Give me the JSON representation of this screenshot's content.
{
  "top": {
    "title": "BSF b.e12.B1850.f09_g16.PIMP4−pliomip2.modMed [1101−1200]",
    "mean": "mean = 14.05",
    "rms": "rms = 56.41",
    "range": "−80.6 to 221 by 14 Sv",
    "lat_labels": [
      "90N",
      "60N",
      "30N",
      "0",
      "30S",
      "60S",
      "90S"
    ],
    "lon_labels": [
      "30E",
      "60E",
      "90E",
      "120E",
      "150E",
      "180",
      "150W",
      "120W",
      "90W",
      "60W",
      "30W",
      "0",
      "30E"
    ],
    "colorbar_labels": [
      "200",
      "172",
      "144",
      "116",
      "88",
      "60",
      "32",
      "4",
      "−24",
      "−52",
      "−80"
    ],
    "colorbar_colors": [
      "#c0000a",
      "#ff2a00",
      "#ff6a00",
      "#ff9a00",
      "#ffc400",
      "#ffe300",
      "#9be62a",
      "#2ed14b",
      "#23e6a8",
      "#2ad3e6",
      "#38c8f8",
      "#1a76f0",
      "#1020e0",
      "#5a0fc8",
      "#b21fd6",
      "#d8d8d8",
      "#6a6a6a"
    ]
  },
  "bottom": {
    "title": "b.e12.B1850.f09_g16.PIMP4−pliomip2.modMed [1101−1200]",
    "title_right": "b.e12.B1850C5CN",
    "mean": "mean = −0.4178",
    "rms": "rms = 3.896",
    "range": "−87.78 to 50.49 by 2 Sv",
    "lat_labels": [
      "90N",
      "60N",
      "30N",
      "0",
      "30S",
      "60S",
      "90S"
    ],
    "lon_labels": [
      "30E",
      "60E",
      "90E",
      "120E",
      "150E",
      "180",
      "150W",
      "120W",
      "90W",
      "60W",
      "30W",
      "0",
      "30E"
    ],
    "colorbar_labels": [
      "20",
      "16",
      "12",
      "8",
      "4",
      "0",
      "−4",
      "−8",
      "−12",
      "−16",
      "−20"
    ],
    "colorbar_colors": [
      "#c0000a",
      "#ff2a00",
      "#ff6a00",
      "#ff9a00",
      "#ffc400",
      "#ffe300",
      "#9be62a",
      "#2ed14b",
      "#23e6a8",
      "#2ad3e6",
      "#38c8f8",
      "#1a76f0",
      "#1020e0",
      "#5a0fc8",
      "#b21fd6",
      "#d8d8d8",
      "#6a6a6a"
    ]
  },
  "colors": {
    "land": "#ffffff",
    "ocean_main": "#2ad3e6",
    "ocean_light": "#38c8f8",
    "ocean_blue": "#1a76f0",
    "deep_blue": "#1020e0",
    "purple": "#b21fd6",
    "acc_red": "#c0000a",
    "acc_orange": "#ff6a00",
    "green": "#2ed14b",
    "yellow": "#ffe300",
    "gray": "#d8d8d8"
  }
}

**EXERCISE OBJECTIVE:** Each line of the material above needs to be quoted exactly, please.

**TASK OUTPUT:**
Give me the JSON representation of this screenshot's content.
{
  "top": {
    "title": "BSF b.e12.B1850.f09_g16.PIMP4−pliomip2.modMed [1101−1200]",
    "mean": "mean = 14.05",
    "rms": "rms = 56.41",
    "range": "−80.6 to 221 by 14 Sv",
    "lat_labels": [
      "90N",
      "60N",
      "30N",
      "0",
      "30S",
      "60S",
      "90S"
    ],
    "lon_labels": [
      "30E",
      "60E",
      "90E",
      "120E",
      "150E",
      "180",
      "150W",
      "120W",
      "90W",
      "60W",
      "30W",
      "0",
      "30E"
    ],
    "colorbar_labels": [
      "200",
      "172",
      "144",
      "116",
      "88",
      "60",
      "32",
      "4",
      "−24",
      "−52",
      "−80"
    ],
    "colorbar_colors": [
      "#c0000a",
      "#ff2a00",
      "#ff6a00",
      "#ff9a00",
      "#ffc400",
      "#ffe300",
      "#9be62a",
      "#2ed14b",
      "#23e6a8",
      "#2ad3e6",
      "#38c8f8",
      "#1a76f0",
      "#1020e0",
      "#5a0fc8",
      "#b21fd6",
      "#d8d8d8",
      "#6a6a6a"
    ]
  },
  "bottom": {
    "title": "b.e12.B1850.f09_g16.PIMP4−pliomip2.modMed [1101−1200]",
    "title_right": "b.e12.B1850C5CN",
    "mean": "mean = −0.4178",
    "rms": "rms = 3.896",
    "range": "−87.78 to 50.49 by 2 Sv",
    "lat_labels": [
      "90N",
      "60N",
      "30N",
      "0",
      "30S",
      "60S",
      "90S"
    ],
    "lon_labels": [
      "30E",
      "60E",
      "90E",
      "120E",
      "150E",
      "180",
      "150W",
      "120W",
      "90W",
      "60W",
      "30W",
      "0",
      "30E"
    ],
    "colorbar_labels": [
      "20",
      "16",
      "12",
      "8",
      "4",
      "0",
      "−4",
      "−8",
      "−12",
      "−16",
      "−20"
    ],
    "colorbar_colors": [
      "#c0000a",
      "#ff2a00",
      "#ff6a00",
      "#ff9a00",
      "#ffc400",
      "#ffe300",
      "#9be62a",
      "#2ed14b",
      "#23e6a8",
      "#2ad3e6",
      "#38c8f8",
      "#1a76f0",
      "#1020e0",
      "#5a0fc8",
      "#b21fd6",
      "#d8d8d8",
      "#6a6a6a"
    ]
  },
  "colors": {
    "land": "#ffffff",
    "ocean_main": "#2ad3e6",
    "ocean_light": "#38c8f8",
    "ocean_blue": "#1a76f0",
    "deep_blue": "#1020e0",
    "purple": "#b21fd6",
    "acc_red": "#c0000a",
    "acc_orange": "#ff6a00",
    "green": "#2ed14b",
    "yellow": "#ffe300",
    "gray": "#d8d8d8"
  }
}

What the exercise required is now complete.